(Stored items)
★ ★ ★ ★
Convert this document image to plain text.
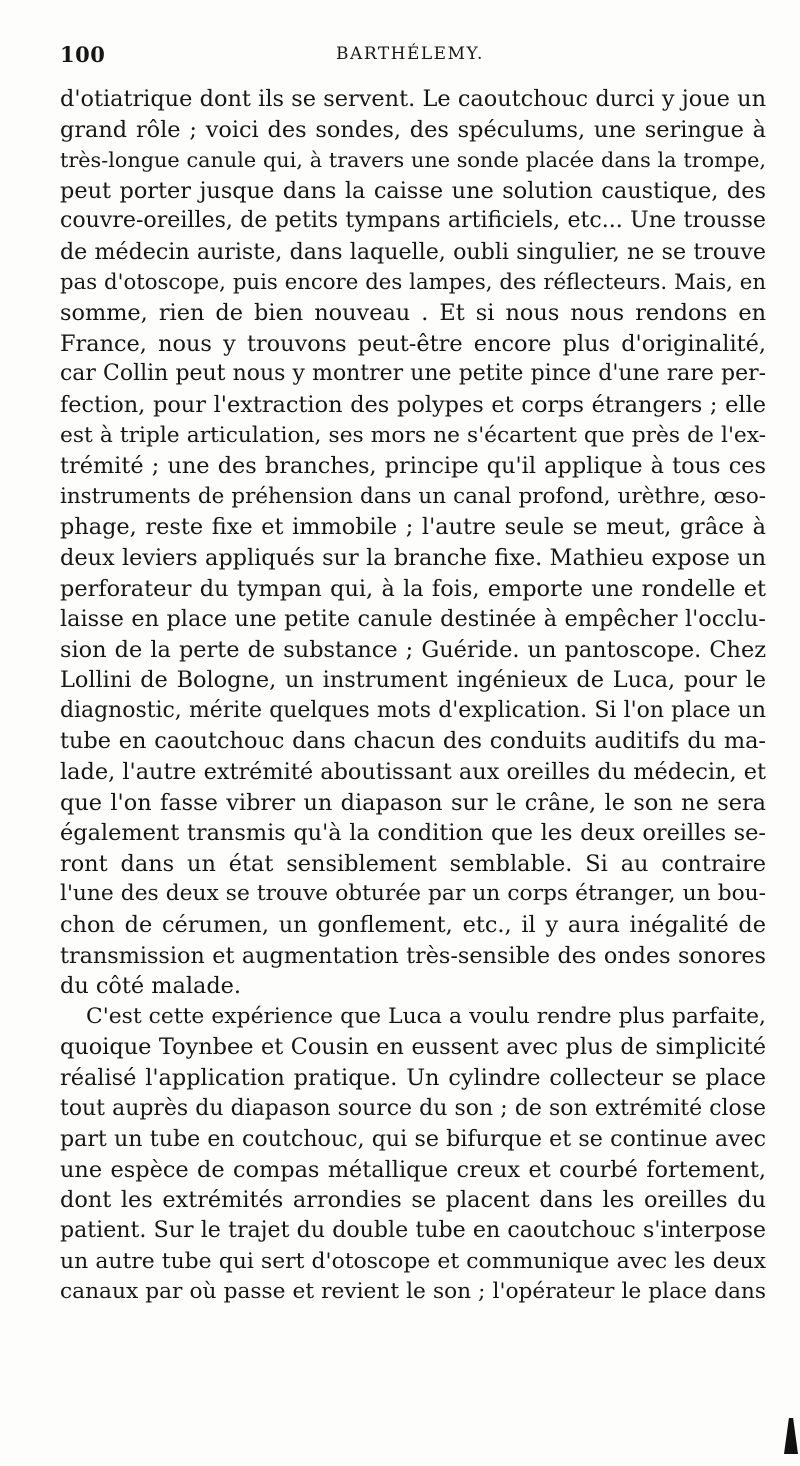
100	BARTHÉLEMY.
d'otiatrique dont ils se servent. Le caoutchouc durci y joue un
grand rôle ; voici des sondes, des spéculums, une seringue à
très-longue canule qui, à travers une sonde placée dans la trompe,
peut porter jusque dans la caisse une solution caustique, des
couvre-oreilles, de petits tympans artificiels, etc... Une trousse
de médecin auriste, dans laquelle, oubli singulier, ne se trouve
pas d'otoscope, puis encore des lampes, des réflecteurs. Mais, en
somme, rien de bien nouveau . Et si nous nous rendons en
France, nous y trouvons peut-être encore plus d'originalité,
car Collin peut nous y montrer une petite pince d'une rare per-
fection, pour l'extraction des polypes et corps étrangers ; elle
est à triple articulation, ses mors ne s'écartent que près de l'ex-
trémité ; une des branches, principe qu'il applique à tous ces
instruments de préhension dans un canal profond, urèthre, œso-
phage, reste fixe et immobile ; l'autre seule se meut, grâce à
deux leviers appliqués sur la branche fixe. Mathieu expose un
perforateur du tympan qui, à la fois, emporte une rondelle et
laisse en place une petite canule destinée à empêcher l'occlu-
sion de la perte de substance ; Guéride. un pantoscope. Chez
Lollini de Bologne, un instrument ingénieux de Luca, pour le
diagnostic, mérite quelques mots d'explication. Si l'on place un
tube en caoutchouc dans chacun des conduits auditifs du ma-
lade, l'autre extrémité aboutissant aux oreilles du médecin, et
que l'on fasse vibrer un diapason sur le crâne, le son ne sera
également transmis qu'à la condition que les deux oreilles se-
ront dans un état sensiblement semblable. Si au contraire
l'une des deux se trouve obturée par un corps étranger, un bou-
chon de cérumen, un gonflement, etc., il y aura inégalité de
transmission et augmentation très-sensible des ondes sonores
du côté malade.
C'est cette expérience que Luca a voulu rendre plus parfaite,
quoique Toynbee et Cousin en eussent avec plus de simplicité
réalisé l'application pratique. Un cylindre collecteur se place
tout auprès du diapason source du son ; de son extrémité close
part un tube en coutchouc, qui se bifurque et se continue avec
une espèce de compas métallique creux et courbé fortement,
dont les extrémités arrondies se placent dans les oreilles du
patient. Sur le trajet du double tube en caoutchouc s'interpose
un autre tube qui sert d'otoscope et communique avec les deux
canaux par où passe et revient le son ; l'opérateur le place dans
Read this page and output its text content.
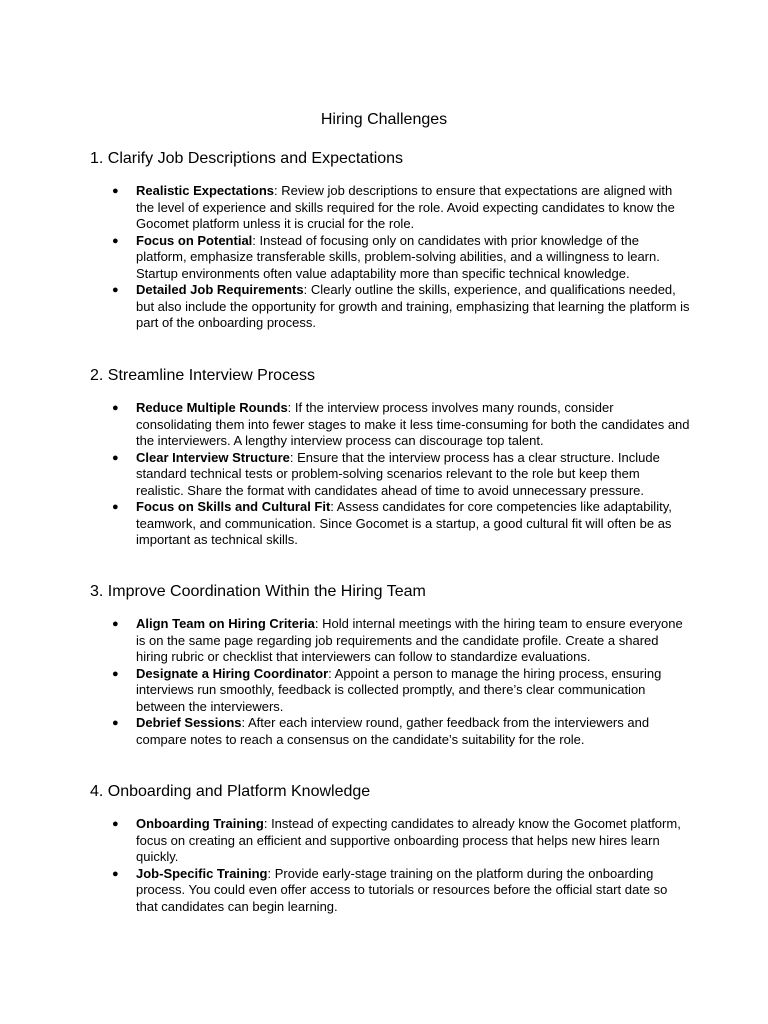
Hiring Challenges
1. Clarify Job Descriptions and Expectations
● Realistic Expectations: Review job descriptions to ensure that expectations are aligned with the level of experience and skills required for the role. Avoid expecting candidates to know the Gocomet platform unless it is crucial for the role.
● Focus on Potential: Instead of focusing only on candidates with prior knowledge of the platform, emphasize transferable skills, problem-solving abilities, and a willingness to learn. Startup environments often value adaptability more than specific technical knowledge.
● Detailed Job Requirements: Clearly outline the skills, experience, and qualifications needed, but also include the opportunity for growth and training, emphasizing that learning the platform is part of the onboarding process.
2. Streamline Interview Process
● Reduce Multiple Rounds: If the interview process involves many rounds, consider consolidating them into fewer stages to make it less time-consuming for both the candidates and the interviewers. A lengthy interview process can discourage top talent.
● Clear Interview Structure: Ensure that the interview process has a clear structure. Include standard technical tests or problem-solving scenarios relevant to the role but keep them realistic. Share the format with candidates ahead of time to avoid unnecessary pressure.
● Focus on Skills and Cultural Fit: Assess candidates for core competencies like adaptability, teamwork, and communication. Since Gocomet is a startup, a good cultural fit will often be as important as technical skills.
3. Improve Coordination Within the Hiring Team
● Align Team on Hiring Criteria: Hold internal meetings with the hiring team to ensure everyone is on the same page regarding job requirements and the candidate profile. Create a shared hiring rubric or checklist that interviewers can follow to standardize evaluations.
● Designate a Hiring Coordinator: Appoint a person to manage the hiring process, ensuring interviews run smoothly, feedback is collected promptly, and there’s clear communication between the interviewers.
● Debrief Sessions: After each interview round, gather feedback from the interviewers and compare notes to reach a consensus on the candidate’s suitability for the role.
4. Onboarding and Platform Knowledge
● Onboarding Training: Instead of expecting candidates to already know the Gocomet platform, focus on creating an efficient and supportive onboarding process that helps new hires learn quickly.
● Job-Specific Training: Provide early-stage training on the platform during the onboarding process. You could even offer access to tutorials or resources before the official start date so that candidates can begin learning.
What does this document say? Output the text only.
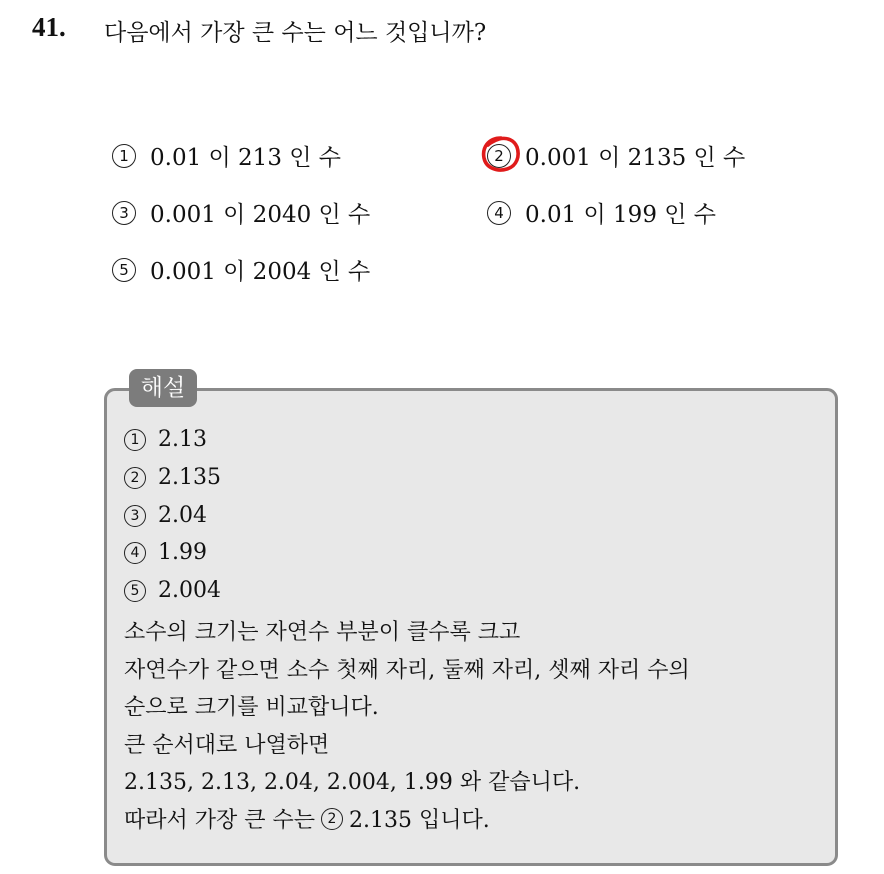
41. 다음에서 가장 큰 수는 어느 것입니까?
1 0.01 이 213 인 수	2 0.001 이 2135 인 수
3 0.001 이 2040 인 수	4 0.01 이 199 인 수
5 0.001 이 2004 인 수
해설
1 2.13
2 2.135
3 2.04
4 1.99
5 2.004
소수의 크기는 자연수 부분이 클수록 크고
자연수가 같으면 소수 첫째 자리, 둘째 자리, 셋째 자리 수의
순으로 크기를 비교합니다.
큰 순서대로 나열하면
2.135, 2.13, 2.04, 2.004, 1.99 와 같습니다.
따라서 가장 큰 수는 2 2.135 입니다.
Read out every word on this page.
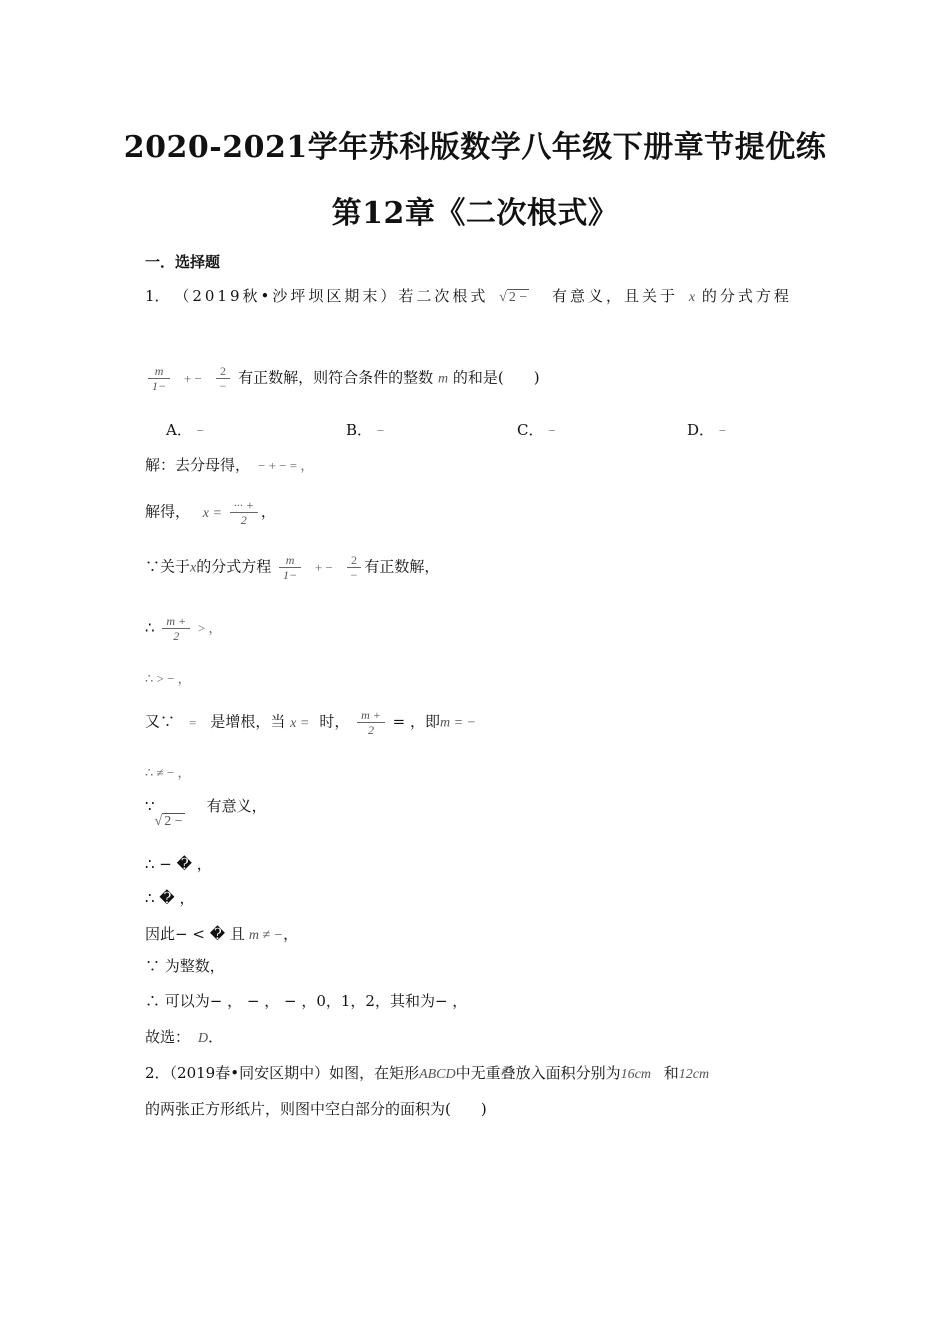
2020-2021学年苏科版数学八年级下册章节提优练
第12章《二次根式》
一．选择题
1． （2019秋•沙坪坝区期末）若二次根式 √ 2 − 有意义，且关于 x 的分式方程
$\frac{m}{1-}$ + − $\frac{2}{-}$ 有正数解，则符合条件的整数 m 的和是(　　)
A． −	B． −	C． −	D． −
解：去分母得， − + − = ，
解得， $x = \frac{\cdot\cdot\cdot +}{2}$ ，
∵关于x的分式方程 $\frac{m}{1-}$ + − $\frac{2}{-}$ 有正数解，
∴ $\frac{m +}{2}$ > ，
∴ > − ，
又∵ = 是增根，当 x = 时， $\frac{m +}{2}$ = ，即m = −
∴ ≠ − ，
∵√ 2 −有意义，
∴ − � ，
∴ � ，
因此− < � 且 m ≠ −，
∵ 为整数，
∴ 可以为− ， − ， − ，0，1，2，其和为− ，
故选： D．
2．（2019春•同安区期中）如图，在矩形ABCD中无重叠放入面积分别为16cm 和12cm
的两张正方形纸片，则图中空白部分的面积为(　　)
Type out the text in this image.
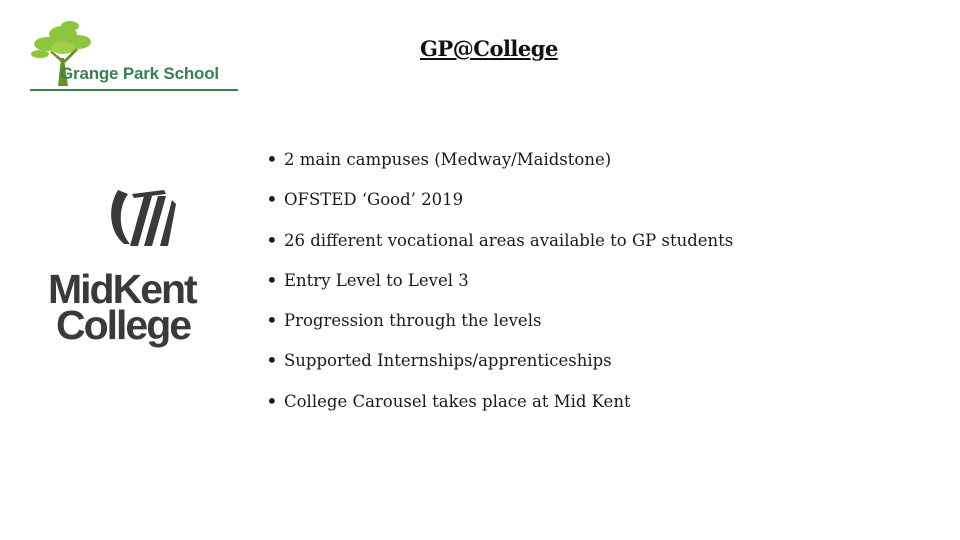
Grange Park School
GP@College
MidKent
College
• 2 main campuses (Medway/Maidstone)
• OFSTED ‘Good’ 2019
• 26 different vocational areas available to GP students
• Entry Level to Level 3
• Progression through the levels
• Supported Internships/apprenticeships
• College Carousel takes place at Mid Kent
★ ★ ★ ★
> **INSTRUCTIONS TO FOLLOW**
Retype the data above exactly; pictures are not part of the copy.

> **PROBLEM SOLUTION**
Convert this document image to plain text.
100	BARTHÉLEMY.
d'otiatrique dont ils se servent. Le caoutchouc durci y joue un
grand rôle ; voici des sondes, des spéculums, une seringue à
très-longue canule qui, à travers une sonde placée dans la trompe,
peut porter jusque dans la caisse une solution caustique, des
couvre-oreilles, de petits tympans artificiels, etc... Une trousse
de médecin auriste, dans laquelle, oubli singulier, ne se trouve
pas d'otoscope, puis encore des lampes, des réflecteurs. Mais, en
somme, rien de bien nouveau . Et si nous nous rendons en
France, nous y trouvons peut-être encore plus d'originalité,
car Collin peut nous y montrer une petite pince d'une rare per-
fection, pour l'extraction des polypes et corps étrangers ; elle
est à triple articulation, ses mors ne s'écartent que près de l'ex-
trémité ; une des branches, principe qu'il applique à tous ces
instruments de préhension dans un canal profond, urèthre, œso-
phage, reste fixe et immobile ; l'autre seule se meut, grâce à
deux leviers appliqués sur la branche fixe. Mathieu expose un
perforateur du tympan qui, à la fois, emporte une rondelle et
laisse en place une petite canule destinée à empêcher l'occlu-
sion de la perte de substance ; Guéride. un pantoscope. Chez
Lollini de Bologne, un instrument ingénieux de Luca, pour le
diagnostic, mérite quelques mots d'explication. Si l'on place un
tube en caoutchouc dans chacun des conduits auditifs du ma-
lade, l'autre extrémité aboutissant aux oreilles du médecin, et
que l'on fasse vibrer un diapason sur le crâne, le son ne sera
également transmis qu'à la condition que les deux oreilles se-
ront dans un état sensiblement semblable. Si au contraire
l'une des deux se trouve obturée par un corps étranger, un bou-
chon de cérumen, un gonflement, etc., il y aura inégalité de
transmission et augmentation très-sensible des ondes sonores
du côté malade.
C'est cette expérience que Luca a voulu rendre plus parfaite,
quoique Toynbee et Cousin en eussent avec plus de simplicité
réalisé l'application pratique. Un cylindre collecteur se place
tout auprès du diapason source du son ; de son extrémité close
part un tube en coutchouc, qui se bifurque et se continue avec
une espèce de compas métallique creux et courbé fortement,
dont les extrémités arrondies se placent dans les oreilles du
patient. Sur le trajet du double tube en caoutchouc s'interpose
un autre tube qui sert d'otoscope et communique avec les deux
canaux par où passe et revient le son ; l'opérateur le place dans
Read this page and output its text content.
Hiring Challenges
1. Clarify Job Descriptions and Expectations
● Realistic Expectations: Review job descriptions to ensure that expectations are aligned with the level of experience and skills required for the role. Avoid expecting candidates to know the Gocomet platform unless it is crucial for the role.
● Focus on Potential: Instead of focusing only on candidates with prior knowledge of the platform, emphasize transferable skills, problem-solving abilities, and a willingness to learn. Startup environments often value adaptability more than specific technical knowledge.
● Detailed Job Requirements: Clearly outline the skills, experience, and qualifications needed, but also include the opportunity for growth and training, emphasizing that learning the platform is part of the onboarding process.
2. Streamline Interview Process
● Reduce Multiple Rounds: If the interview process involves many rounds, consider consolidating them into fewer stages to make it less time-consuming for both the candidates and the interviewers. A lengthy interview process can discourage top talent.
● Clear Interview Structure: Ensure that the interview process has a clear structure. Include standard technical tests or problem-solving scenarios relevant to the role but keep them realistic. Share the format with candidates ahead of time to avoid unnecessary pressure.
● Focus on Skills and Cultural Fit: Assess candidates for core competencies like adaptability, teamwork, and communication. Since Gocomet is a startup, a good cultural fit will often be as important as technical skills.
3. Improve Coordination Within the Hiring Team
● Align Team on Hiring Criteria: Hold internal meetings with the hiring team to ensure everyone is on the same page regarding job requirements and the candidate profile. Create a shared hiring rubric or checklist that interviewers can follow to standardize evaluations.
● Designate a Hiring Coordinator: Appoint a person to manage the hiring process, ensuring interviews run smoothly, feedback is collected promptly, and there’s clear communication between the interviewers.
● Debrief Sessions: After each interview round, gather feedback from the interviewers and compare notes to reach a consensus on the candidate’s suitability for the role.
4. Onboarding and Platform Knowledge
● Onboarding Training: Instead of expecting candidates to already know the Gocomet platform, focus on creating an efficient and supportive onboarding process that helps new hires learn quickly.
● Job-Specific Training: Provide early-stage training on the platform during the onboarding process. You could even offer access to tutorials or resources before the official start date so that candidates can begin learning.
What does this document say? Output the text only.
41. 다음에서 가장 큰 수는 어느 것입니까?
1 0.01 이 213 인 수	2 0.001 이 2135 인 수
3 0.001 이 2040 인 수	4 0.01 이 199 인 수
5 0.001 이 2004 인 수
해설
1 2.13
2 2.135
3 2.04
4 1.99
5 2.004
소수의 크기는 자연수 부분이 클수록 크고
자연수가 같으면 소수 첫째 자리, 둘째 자리, 셋째 자리 수의
순으로 크기를 비교합니다.
큰 순서대로 나열하면
2.135, 2.13, 2.04, 2.004, 1.99 와 같습니다.
따라서 가장 큰 수는 2 2.135 입니다.
Read out every word on this page.
2020-2021学年苏科版数学八年级下册章节提优练
第12章《二次根式》
一．选择题
1． （2019秋•沙坪坝区期末）若二次根式 √ 2 − 有意义，且关于 x 的分式方程
$\frac{m}{1-}$ + − $\frac{2}{-}$ 有正数解，则符合条件的整数 m 的和是(　　)
A． −	B． −	C． −	D． −
解：去分母得， − + − = ，
解得， $x = \frac{\cdot\cdot\cdot +}{2}$ ，
∵关于x的分式方程 $\frac{m}{1-}$ + − $\frac{2}{-}$ 有正数解，
∴ $\frac{m +}{2}$ > ，
∴ > − ，
又∵ = 是增根，当 x = 时， $\frac{m +}{2}$ = ，即m = −
∴ ≠ − ，
∵√ 2 −有意义，
∴ − � ，
∴ � ，
因此− < � 且 m ≠ −，
∵ 为整数，
∴ 可以为− ， − ， − ，0，1，2，其和为− ，
故选： D．
2．（2019春•同安区期中）如图，在矩形ABCD中无重叠放入面积分别为16cm 和12cm
的两张正方形纸片，则图中空白部分的面积为(　　)
Type out the text in this image.
Grange Park School
GP@College
MidKent
College
• 2 main campuses (Medway/Maidstone)
• OFSTED ‘Good’ 2019
• 26 different vocational areas available to GP students
• Entry Level to Level 3
• Progression through the levels
• Supported Internships/apprenticeships
• College Carousel takes place at Mid Kent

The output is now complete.